**Task to carry out**:
Copy each line below that includes "استقرت".

**Dataset entries**:
- - -

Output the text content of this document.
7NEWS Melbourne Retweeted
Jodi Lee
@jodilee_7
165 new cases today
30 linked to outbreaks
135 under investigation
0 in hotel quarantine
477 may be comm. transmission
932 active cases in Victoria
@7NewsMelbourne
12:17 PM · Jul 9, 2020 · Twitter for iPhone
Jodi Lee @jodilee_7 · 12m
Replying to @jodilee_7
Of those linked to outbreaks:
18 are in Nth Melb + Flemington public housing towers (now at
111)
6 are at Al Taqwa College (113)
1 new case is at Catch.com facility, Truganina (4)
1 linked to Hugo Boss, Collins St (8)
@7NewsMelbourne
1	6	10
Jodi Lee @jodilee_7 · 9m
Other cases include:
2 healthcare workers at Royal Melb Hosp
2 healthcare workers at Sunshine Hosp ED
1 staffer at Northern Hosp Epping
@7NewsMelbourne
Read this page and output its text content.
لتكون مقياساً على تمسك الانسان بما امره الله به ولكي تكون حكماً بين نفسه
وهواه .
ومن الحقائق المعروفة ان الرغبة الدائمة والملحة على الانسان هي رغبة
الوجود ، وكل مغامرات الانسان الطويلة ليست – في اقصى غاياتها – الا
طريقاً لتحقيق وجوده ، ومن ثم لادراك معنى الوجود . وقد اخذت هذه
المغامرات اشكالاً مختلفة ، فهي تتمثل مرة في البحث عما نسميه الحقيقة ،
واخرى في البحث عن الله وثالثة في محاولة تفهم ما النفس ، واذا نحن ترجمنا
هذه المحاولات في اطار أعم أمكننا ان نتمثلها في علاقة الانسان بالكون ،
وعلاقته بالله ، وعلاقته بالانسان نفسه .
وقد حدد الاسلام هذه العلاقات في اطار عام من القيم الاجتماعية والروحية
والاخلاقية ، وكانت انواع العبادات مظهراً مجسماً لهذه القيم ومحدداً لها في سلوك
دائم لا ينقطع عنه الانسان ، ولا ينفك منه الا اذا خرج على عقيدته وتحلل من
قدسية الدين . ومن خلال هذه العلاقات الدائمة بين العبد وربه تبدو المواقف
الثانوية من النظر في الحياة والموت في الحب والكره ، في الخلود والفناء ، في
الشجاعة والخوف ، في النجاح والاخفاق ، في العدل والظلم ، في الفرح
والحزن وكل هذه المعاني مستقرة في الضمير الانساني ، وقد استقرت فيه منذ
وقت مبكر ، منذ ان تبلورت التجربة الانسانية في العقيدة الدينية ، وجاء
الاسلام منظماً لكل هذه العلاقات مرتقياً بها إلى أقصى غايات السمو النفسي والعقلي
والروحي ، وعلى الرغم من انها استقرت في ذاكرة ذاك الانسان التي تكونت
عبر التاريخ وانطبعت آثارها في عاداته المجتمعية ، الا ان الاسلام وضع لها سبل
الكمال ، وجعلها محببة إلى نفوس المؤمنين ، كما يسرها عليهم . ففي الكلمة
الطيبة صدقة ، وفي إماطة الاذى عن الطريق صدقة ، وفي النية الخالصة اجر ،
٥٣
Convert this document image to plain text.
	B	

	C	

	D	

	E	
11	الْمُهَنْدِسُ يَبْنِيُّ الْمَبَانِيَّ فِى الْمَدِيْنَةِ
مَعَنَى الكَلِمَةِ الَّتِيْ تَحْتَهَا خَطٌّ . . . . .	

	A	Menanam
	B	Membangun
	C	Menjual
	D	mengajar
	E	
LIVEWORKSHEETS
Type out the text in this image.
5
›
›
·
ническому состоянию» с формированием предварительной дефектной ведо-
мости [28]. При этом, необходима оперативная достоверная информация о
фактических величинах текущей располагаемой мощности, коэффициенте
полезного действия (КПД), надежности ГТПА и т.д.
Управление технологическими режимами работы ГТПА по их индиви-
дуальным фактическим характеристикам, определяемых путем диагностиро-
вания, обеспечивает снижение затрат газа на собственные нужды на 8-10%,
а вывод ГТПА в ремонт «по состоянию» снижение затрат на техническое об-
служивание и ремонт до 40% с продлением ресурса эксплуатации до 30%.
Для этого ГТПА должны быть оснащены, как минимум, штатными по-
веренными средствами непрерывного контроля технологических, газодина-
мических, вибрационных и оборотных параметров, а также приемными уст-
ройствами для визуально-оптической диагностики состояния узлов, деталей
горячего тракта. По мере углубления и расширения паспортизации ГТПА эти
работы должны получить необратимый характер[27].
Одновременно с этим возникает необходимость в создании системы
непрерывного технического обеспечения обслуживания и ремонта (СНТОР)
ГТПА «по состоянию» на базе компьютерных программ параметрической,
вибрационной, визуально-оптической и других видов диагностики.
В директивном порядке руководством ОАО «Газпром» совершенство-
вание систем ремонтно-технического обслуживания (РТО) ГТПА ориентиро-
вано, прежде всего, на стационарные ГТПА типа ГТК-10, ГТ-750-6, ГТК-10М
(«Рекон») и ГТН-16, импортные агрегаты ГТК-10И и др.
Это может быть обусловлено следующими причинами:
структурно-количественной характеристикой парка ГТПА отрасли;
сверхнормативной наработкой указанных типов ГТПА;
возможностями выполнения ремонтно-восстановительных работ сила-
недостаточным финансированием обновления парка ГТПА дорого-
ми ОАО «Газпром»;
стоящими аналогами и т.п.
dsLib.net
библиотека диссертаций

- - -

**Reply**:
والحزن وكل هذه المعاني مستقرة في الضمير الانساني ، وقد استقرت فيه منذ
والروحي ، وعلى الرغم من انها استقرت في ذاكرة ذاك الانسان التي تكونت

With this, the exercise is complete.